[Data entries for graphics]
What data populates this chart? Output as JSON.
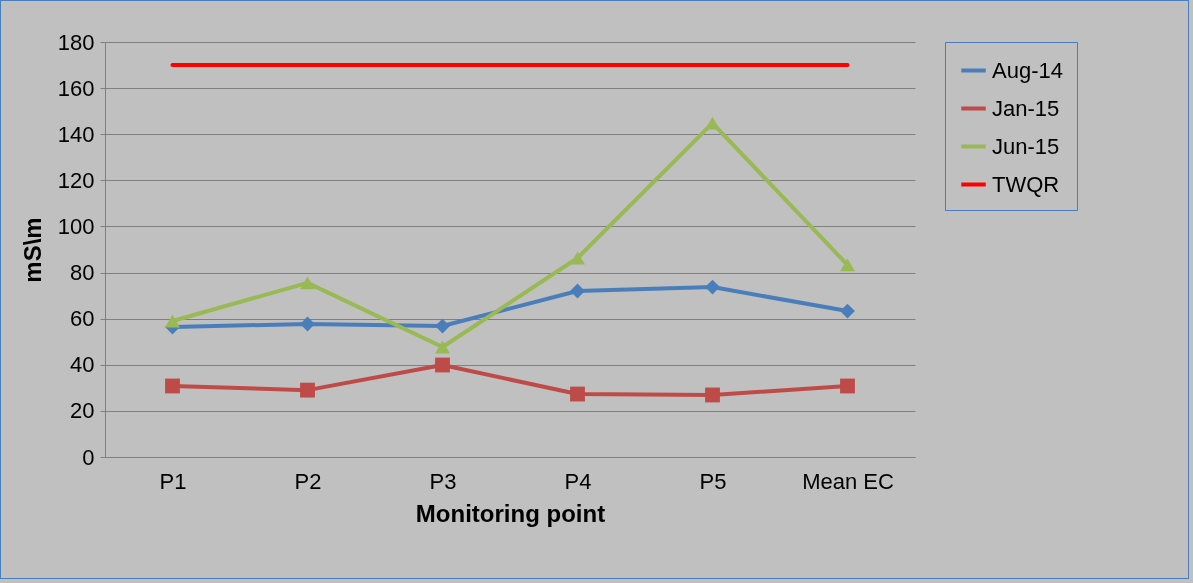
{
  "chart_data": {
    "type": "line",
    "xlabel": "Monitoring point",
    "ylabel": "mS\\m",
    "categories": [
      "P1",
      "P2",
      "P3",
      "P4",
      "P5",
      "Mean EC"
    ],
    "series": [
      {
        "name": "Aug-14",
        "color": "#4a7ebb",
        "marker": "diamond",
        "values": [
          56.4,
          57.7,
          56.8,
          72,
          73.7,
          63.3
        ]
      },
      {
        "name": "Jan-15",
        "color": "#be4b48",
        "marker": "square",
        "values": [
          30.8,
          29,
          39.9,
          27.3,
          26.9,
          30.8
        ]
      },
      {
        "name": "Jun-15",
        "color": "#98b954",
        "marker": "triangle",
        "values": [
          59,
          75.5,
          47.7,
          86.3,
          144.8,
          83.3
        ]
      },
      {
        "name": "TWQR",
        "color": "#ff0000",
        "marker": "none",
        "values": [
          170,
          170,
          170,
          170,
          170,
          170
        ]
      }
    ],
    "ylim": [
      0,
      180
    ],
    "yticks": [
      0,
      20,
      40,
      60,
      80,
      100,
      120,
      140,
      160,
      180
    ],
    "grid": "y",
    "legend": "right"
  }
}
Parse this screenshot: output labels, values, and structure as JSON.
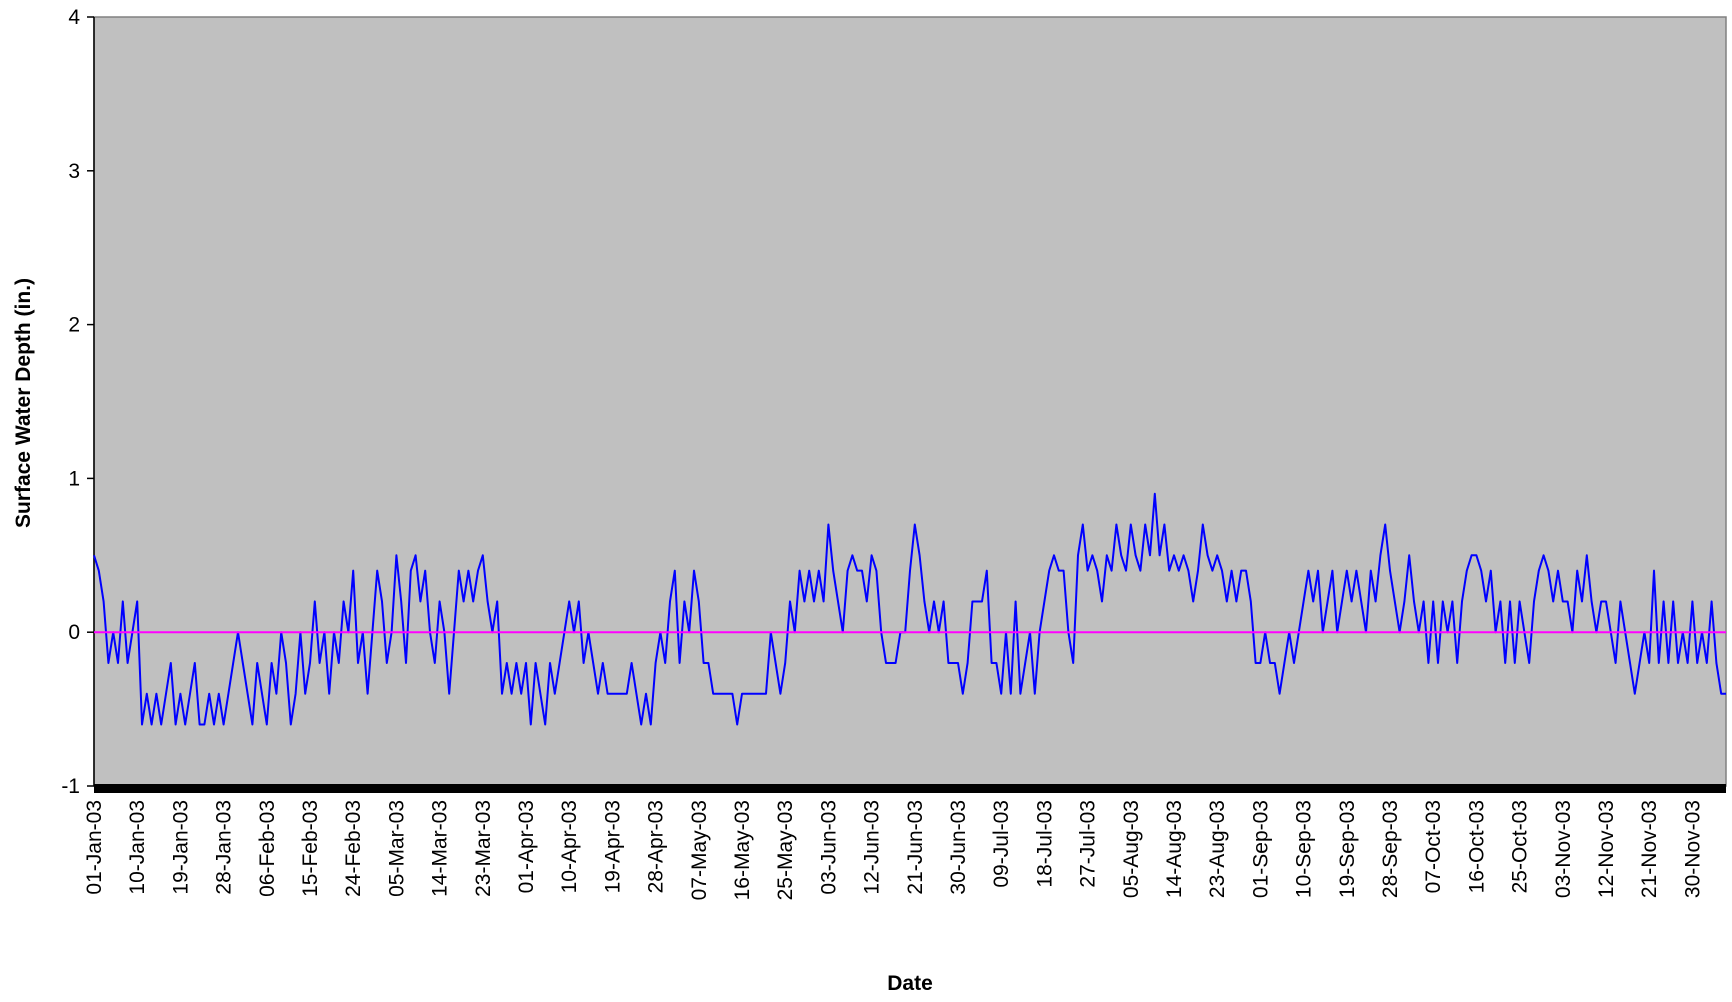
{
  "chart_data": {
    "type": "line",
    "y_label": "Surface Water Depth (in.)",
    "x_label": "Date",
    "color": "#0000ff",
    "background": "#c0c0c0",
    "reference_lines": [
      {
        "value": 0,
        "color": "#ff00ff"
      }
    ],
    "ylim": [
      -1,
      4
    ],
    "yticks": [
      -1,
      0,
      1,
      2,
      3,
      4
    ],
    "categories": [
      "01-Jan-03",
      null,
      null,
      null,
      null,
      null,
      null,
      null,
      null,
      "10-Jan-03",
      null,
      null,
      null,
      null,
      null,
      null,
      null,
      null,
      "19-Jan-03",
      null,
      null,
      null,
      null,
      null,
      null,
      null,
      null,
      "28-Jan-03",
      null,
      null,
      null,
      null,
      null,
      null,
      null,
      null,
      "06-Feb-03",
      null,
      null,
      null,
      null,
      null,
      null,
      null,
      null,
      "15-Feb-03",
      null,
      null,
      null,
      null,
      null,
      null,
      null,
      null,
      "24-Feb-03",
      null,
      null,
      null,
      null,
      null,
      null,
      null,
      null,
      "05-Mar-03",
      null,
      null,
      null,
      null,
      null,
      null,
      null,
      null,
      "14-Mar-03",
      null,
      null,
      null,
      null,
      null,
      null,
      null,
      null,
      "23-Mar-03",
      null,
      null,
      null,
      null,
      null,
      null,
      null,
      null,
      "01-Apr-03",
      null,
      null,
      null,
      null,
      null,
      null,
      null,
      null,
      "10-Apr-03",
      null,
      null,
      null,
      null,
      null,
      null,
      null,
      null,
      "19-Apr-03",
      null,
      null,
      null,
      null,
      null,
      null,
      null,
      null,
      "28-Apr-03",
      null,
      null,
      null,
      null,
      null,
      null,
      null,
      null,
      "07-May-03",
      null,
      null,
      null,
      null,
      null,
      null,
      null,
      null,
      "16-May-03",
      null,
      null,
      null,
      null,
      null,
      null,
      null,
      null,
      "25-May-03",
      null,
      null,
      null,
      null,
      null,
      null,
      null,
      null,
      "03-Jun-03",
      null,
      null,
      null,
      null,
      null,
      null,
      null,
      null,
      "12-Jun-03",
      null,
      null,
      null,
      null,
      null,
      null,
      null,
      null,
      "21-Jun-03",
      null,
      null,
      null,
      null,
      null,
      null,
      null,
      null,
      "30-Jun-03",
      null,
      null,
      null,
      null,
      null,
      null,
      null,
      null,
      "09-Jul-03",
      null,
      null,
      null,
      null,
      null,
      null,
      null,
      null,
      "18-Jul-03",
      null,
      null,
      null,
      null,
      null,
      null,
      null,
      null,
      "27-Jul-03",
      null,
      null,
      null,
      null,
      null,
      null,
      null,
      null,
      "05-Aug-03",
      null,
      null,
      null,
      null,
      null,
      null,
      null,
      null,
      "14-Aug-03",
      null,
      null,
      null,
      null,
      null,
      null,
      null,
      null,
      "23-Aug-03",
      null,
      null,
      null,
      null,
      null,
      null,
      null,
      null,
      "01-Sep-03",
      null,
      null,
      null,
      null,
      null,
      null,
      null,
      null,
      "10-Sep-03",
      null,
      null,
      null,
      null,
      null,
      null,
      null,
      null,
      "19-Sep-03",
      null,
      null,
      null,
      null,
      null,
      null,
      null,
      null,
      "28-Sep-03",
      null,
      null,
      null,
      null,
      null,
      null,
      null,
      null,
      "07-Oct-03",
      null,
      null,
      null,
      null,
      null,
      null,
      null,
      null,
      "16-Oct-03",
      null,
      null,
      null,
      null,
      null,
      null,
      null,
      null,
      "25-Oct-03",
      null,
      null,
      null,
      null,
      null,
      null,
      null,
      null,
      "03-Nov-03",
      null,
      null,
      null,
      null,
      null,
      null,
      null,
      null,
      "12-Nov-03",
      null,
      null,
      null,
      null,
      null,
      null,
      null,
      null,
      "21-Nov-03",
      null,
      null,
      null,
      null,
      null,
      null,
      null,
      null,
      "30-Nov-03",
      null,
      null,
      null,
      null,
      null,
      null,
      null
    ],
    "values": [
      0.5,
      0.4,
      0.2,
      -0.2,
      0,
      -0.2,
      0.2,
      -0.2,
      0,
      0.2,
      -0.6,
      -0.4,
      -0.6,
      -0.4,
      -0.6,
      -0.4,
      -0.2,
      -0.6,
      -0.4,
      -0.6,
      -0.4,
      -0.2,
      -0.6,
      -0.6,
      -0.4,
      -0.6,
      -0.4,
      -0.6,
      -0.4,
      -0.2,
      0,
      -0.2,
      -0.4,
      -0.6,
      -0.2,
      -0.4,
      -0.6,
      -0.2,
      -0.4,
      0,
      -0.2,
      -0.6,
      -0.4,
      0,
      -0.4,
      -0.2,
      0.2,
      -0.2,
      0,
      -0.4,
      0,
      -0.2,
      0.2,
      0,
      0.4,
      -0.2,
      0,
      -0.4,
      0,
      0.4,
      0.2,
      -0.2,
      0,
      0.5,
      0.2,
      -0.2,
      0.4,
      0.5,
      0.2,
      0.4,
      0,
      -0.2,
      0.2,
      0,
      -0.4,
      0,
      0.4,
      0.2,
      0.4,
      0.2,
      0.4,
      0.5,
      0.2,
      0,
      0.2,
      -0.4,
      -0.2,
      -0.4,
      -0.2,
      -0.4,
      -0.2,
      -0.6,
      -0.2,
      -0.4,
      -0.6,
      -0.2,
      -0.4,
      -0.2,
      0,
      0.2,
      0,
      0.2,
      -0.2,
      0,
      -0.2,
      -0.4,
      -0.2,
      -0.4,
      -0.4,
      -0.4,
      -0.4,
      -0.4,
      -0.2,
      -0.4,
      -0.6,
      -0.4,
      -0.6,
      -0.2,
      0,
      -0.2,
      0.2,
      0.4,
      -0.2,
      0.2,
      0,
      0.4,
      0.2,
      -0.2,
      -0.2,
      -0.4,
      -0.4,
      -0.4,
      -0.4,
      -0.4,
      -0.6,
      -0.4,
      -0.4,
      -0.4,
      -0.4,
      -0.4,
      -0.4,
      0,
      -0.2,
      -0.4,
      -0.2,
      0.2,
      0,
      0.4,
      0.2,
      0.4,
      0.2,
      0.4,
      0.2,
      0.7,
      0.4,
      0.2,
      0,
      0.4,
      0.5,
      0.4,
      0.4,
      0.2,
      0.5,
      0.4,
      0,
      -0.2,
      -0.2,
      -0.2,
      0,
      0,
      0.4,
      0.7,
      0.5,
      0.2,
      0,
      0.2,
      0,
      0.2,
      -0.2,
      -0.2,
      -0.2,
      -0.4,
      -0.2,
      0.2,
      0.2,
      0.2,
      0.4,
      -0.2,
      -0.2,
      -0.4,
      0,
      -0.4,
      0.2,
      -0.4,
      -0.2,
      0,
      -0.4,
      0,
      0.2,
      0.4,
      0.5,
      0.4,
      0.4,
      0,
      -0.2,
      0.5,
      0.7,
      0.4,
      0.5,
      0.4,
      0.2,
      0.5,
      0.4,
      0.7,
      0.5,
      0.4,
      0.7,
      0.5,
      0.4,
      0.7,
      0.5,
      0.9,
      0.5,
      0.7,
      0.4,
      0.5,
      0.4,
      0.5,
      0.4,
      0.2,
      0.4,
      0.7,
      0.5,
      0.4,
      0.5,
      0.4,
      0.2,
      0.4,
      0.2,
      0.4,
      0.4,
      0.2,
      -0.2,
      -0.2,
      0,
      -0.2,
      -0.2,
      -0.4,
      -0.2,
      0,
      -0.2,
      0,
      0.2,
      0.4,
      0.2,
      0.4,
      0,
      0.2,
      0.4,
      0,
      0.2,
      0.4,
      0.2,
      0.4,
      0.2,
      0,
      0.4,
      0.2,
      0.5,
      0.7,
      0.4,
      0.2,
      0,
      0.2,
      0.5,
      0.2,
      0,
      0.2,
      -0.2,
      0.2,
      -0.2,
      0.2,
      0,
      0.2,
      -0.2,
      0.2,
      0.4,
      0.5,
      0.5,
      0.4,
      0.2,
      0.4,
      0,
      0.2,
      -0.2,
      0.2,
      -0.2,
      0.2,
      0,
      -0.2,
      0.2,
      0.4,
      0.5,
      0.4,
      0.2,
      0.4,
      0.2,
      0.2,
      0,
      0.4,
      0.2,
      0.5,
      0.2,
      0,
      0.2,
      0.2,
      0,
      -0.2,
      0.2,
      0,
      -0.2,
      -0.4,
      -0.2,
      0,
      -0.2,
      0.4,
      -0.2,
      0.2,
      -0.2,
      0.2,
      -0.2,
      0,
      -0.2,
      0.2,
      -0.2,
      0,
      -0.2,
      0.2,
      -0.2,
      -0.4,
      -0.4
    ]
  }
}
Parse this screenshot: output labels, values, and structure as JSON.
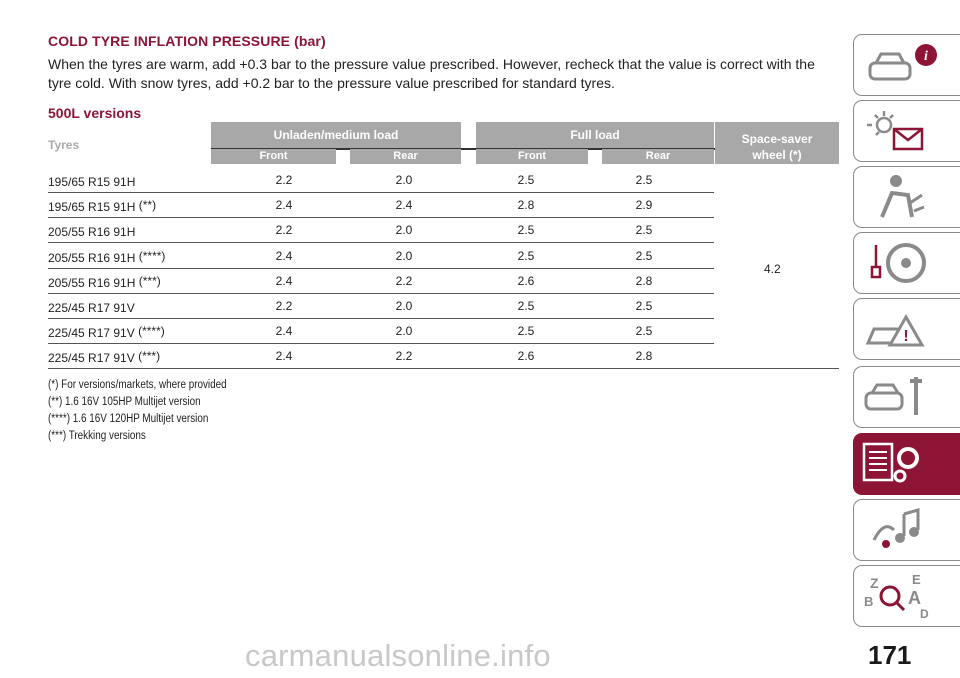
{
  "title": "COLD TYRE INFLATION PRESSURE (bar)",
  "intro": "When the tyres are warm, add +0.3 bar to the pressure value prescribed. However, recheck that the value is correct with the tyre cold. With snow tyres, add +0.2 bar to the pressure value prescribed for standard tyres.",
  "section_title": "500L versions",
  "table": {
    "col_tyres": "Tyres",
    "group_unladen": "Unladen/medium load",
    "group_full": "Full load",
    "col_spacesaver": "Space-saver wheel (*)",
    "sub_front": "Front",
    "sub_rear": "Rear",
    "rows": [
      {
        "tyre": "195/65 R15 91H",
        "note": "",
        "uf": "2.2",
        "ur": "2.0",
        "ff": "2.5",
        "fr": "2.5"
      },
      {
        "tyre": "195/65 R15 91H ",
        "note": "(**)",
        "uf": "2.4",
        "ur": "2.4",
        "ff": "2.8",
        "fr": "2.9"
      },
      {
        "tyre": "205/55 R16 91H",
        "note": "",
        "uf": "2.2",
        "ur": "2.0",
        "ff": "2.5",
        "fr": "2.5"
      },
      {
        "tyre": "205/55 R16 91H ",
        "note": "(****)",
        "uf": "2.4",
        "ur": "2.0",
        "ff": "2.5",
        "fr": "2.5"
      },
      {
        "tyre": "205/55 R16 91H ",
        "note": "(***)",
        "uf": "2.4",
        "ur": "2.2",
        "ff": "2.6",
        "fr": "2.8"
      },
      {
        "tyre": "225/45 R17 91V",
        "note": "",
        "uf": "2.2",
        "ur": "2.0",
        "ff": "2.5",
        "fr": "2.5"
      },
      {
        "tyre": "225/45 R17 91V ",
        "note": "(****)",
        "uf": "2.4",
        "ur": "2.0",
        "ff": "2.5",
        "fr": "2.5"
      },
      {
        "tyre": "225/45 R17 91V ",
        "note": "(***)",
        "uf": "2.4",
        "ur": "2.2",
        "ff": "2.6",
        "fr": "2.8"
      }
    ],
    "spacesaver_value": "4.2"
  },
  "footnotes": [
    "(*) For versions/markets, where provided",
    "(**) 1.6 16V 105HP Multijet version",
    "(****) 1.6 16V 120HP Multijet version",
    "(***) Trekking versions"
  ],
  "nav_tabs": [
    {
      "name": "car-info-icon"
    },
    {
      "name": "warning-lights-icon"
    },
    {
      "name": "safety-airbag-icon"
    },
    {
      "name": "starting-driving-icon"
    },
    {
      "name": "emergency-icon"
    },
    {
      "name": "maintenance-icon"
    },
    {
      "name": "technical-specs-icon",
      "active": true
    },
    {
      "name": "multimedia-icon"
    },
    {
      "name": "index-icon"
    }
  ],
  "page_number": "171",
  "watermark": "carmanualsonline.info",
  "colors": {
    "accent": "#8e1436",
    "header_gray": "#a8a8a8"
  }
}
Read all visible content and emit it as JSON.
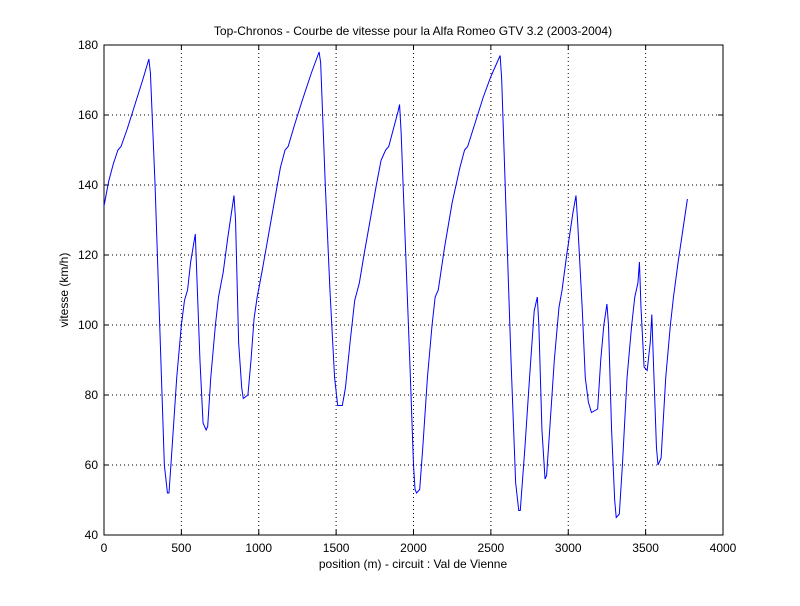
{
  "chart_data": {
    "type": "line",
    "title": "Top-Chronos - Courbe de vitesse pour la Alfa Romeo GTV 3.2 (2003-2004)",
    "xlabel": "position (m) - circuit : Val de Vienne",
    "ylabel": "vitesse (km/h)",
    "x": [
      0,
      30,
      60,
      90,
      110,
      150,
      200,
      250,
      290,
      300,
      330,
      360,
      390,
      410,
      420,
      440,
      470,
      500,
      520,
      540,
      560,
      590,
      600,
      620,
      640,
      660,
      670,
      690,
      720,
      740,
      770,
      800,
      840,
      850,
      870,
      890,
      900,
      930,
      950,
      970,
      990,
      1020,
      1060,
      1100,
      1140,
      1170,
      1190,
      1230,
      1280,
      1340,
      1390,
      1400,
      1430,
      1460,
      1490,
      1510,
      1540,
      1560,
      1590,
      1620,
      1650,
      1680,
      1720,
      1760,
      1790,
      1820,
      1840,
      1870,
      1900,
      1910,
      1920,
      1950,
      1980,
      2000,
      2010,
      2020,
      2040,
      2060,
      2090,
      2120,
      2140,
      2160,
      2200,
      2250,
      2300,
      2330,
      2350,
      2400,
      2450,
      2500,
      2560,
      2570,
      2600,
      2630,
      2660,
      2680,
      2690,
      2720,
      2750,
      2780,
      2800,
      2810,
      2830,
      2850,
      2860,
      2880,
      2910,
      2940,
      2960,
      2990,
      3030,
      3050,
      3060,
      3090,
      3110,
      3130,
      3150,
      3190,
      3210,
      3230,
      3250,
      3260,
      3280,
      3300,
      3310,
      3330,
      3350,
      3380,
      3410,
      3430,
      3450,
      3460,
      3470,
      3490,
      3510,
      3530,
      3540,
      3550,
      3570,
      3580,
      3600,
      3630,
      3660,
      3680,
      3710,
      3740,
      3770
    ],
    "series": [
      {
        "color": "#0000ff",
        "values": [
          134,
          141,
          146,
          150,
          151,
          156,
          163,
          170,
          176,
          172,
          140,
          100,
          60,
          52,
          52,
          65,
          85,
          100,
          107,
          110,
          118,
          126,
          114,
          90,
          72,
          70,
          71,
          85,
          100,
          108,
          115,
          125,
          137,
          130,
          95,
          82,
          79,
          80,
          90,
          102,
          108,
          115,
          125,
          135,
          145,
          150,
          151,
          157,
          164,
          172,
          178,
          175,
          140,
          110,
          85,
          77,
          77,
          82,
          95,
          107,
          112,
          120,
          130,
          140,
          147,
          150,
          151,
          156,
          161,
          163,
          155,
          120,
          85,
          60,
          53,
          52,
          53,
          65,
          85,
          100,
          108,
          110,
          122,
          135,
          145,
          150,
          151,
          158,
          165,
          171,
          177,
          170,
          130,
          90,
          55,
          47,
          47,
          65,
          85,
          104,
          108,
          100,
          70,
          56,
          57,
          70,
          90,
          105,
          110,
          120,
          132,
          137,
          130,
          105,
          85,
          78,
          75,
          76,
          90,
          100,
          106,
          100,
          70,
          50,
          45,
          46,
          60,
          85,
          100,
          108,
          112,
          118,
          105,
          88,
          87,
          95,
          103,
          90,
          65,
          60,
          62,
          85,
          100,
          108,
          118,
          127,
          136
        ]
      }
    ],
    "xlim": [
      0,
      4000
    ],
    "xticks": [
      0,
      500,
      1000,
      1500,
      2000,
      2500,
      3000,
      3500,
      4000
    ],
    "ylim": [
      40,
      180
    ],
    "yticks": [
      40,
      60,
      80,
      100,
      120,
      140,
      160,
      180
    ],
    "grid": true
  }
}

▶ Written task: From the entries above, copy each line holding "xlabel".

▶ Correct output:
    "xlabel": "Monitoring point",
    "xlabel": "position (m) - circuit : Val de Vienne",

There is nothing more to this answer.